STORED ROWS:
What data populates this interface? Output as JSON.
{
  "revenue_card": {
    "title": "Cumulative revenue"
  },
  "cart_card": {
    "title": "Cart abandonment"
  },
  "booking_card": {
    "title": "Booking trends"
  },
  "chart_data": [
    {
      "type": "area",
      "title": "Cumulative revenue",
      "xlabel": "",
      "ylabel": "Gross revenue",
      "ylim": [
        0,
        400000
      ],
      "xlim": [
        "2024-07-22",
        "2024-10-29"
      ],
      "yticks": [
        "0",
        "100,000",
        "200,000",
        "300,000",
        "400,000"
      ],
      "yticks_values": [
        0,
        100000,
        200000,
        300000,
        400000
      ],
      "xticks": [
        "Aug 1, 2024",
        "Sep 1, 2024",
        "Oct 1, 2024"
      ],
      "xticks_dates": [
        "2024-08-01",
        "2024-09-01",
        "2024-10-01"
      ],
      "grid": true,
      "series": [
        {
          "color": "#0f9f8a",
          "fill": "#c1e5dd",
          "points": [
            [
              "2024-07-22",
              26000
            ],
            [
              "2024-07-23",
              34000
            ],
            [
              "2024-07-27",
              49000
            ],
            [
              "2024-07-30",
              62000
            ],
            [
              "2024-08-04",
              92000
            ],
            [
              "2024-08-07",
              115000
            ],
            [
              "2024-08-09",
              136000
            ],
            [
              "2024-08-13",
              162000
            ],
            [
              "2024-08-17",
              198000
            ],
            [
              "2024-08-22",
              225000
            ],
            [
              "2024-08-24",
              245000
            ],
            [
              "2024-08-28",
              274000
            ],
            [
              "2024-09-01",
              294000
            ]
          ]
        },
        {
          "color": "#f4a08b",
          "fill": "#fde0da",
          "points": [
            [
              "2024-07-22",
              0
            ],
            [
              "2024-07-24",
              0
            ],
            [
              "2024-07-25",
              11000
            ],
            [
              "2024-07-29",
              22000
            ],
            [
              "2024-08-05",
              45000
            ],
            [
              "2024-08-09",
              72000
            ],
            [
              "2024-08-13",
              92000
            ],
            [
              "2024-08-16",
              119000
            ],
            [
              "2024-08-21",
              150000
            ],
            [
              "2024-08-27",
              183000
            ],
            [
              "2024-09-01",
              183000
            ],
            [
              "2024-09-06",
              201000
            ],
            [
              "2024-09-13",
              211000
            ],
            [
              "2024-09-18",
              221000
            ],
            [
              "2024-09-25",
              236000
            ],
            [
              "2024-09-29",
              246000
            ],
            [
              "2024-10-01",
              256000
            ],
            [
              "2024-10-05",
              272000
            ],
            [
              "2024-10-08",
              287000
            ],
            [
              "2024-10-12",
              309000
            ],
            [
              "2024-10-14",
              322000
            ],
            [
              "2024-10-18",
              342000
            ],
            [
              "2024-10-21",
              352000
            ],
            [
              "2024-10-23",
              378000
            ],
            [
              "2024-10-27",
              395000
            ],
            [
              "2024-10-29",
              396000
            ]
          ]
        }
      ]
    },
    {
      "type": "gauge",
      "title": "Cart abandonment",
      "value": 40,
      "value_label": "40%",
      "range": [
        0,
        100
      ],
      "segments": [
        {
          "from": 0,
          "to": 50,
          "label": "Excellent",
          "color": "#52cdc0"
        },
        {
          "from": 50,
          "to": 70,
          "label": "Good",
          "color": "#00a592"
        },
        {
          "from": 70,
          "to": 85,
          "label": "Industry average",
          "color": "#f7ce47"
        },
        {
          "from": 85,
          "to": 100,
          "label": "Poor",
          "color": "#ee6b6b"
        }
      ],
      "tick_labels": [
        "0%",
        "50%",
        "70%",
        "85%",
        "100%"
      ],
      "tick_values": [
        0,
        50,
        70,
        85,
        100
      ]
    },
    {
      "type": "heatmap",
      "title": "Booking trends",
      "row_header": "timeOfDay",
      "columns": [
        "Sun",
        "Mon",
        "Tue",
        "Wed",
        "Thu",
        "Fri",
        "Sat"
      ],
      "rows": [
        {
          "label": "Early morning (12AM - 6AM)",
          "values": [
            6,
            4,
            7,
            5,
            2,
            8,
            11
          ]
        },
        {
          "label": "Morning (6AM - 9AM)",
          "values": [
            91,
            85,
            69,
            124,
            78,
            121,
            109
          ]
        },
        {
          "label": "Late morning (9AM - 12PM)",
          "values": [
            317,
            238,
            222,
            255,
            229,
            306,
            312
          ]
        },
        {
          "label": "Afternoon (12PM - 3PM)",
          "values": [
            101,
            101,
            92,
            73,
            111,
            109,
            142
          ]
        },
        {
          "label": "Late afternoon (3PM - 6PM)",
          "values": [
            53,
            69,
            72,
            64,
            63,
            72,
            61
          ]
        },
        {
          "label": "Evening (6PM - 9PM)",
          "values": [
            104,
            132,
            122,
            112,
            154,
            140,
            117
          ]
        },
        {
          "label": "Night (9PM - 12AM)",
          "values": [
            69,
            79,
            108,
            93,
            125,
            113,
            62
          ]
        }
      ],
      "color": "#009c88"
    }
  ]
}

TASK STATEMENT: From the first line to the last, please quote the material above exactly.

CORRECT RESPONSE:
What data populates this interface? Output as JSON.
{
  "revenue_card": {
    "title": "Cumulative revenue"
  },
  "cart_card": {
    "title": "Cart abandonment"
  },
  "booking_card": {
    "title": "Booking trends"
  },
  "chart_data": [
    {
      "type": "area",
      "title": "Cumulative revenue",
      "xlabel": "",
      "ylabel": "Gross revenue",
      "ylim": [
        0,
        400000
      ],
      "xlim": [
        "2024-07-22",
        "2024-10-29"
      ],
      "yticks": [
        "0",
        "100,000",
        "200,000",
        "300,000",
        "400,000"
      ],
      "yticks_values": [
        0,
        100000,
        200000,
        300000,
        400000
      ],
      "xticks": [
        "Aug 1, 2024",
        "Sep 1, 2024",
        "Oct 1, 2024"
      ],
      "xticks_dates": [
        "2024-08-01",
        "2024-09-01",
        "2024-10-01"
      ],
      "grid": true,
      "series": [
        {
          "color": "#0f9f8a",
          "fill": "#c1e5dd",
          "points": [
            [
              "2024-07-22",
              26000
            ],
            [
              "2024-07-23",
              34000
            ],
            [
              "2024-07-27",
              49000
            ],
            [
              "2024-07-30",
              62000
            ],
            [
              "2024-08-04",
              92000
            ],
            [
              "2024-08-07",
              115000
            ],
            [
              "2024-08-09",
              136000
            ],
            [
              "2024-08-13",
              162000
            ],
            [
              "2024-08-17",
              198000
            ],
            [
              "2024-08-22",
              225000
            ],
            [
              "2024-08-24",
              245000
            ],
            [
              "2024-08-28",
              274000
            ],
            [
              "2024-09-01",
              294000
            ]
          ]
        },
        {
          "color": "#f4a08b",
          "fill": "#fde0da",
          "points": [
            [
              "2024-07-22",
              0
            ],
            [
              "2024-07-24",
              0
            ],
            [
              "2024-07-25",
              11000
            ],
            [
              "2024-07-29",
              22000
            ],
            [
              "2024-08-05",
              45000
            ],
            [
              "2024-08-09",
              72000
            ],
            [
              "2024-08-13",
              92000
            ],
            [
              "2024-08-16",
              119000
            ],
            [
              "2024-08-21",
              150000
            ],
            [
              "2024-08-27",
              183000
            ],
            [
              "2024-09-01",
              183000
            ],
            [
              "2024-09-06",
              201000
            ],
            [
              "2024-09-13",
              211000
            ],
            [
              "2024-09-18",
              221000
            ],
            [
              "2024-09-25",
              236000
            ],
            [
              "2024-09-29",
              246000
            ],
            [
              "2024-10-01",
              256000
            ],
            [
              "2024-10-05",
              272000
            ],
            [
              "2024-10-08",
              287000
            ],
            [
              "2024-10-12",
              309000
            ],
            [
              "2024-10-14",
              322000
            ],
            [
              "2024-10-18",
              342000
            ],
            [
              "2024-10-21",
              352000
            ],
            [
              "2024-10-23",
              378000
            ],
            [
              "2024-10-27",
              395000
            ],
            [
              "2024-10-29",
              396000
            ]
          ]
        }
      ]
    },
    {
      "type": "gauge",
      "title": "Cart abandonment",
      "value": 40,
      "value_label": "40%",
      "range": [
        0,
        100
      ],
      "segments": [
        {
          "from": 0,
          "to": 50,
          "label": "Excellent",
          "color": "#52cdc0"
        },
        {
          "from": 50,
          "to": 70,
          "label": "Good",
          "color": "#00a592"
        },
        {
          "from": 70,
          "to": 85,
          "label": "Industry average",
          "color": "#f7ce47"
        },
        {
          "from": 85,
          "to": 100,
          "label": "Poor",
          "color": "#ee6b6b"
        }
      ],
      "tick_labels": [
        "0%",
        "50%",
        "70%",
        "85%",
        "100%"
      ],
      "tick_values": [
        0,
        50,
        70,
        85,
        100
      ]
    },
    {
      "type": "heatmap",
      "title": "Booking trends",
      "row_header": "timeOfDay",
      "columns": [
        "Sun",
        "Mon",
        "Tue",
        "Wed",
        "Thu",
        "Fri",
        "Sat"
      ],
      "rows": [
        {
          "label": "Early morning (12AM - 6AM)",
          "values": [
            6,
            4,
            7,
            5,
            2,
            8,
            11
          ]
        },
        {
          "label": "Morning (6AM - 9AM)",
          "values": [
            91,
            85,
            69,
            124,
            78,
            121,
            109
          ]
        },
        {
          "label": "Late morning (9AM - 12PM)",
          "values": [
            317,
            238,
            222,
            255,
            229,
            306,
            312
          ]
        },
        {
          "label": "Afternoon (12PM - 3PM)",
          "values": [
            101,
            101,
            92,
            73,
            111,
            109,
            142
          ]
        },
        {
          "label": "Late afternoon (3PM - 6PM)",
          "values": [
            53,
            69,
            72,
            64,
            63,
            72,
            61
          ]
        },
        {
          "label": "Evening (6PM - 9PM)",
          "values": [
            104,
            132,
            122,
            112,
            154,
            140,
            117
          ]
        },
        {
          "label": "Night (9PM - 12AM)",
          "values": [
            69,
            79,
            108,
            93,
            125,
            113,
            62
          ]
        }
      ],
      "color": "#009c88"
    }
  ]
}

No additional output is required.